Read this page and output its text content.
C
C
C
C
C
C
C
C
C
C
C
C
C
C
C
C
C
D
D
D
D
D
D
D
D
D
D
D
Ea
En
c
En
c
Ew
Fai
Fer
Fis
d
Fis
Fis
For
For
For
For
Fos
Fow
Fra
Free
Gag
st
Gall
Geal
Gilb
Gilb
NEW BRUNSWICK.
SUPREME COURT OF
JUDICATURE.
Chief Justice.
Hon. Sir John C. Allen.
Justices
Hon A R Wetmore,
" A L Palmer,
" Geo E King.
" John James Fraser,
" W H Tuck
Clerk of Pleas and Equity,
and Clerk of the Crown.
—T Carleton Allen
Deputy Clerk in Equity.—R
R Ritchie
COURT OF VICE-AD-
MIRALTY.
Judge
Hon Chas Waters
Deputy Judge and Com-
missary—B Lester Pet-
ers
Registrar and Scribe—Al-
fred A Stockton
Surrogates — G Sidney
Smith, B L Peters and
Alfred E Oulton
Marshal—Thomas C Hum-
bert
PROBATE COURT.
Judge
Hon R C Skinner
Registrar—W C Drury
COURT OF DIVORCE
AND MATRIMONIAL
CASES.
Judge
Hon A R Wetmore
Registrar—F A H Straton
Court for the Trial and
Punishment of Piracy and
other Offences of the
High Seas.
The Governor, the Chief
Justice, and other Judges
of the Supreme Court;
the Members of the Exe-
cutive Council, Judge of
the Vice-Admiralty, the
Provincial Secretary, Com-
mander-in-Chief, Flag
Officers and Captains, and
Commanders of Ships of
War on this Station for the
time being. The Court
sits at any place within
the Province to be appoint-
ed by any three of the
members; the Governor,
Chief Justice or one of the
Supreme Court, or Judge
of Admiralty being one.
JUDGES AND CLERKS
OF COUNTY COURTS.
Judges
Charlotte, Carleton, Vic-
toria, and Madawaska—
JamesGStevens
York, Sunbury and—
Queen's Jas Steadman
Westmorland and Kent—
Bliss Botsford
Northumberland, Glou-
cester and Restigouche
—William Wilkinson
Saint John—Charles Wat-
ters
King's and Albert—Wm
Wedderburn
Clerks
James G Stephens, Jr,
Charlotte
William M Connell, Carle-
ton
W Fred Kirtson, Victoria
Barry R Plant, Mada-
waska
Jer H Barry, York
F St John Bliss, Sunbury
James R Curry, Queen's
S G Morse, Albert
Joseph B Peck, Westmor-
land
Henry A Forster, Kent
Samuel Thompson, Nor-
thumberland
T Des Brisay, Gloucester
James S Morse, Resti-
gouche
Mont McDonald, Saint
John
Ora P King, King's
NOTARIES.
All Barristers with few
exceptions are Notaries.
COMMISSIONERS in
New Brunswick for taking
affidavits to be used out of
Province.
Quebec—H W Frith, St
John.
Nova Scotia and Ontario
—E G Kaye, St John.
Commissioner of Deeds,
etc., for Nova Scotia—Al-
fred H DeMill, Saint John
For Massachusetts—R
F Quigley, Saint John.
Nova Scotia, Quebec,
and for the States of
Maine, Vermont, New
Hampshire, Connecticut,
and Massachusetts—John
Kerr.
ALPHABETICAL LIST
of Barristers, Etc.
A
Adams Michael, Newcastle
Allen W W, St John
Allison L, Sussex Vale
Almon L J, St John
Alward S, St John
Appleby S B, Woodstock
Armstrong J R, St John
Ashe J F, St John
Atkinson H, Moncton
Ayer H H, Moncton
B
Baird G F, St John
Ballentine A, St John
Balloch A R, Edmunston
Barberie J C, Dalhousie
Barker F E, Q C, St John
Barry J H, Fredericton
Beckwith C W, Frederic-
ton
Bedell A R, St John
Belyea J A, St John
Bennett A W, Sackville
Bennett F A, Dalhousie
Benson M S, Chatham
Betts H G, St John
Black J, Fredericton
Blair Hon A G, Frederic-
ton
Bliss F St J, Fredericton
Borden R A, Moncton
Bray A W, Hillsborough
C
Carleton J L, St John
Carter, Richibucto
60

——

◆ Objective ◆
Search the listing for the word "Moncton" and return each line that holds it.

◆ Task solution ◆
Atkinson H, Moncton
Ayer H H, Moncton
Borden R A, Moncton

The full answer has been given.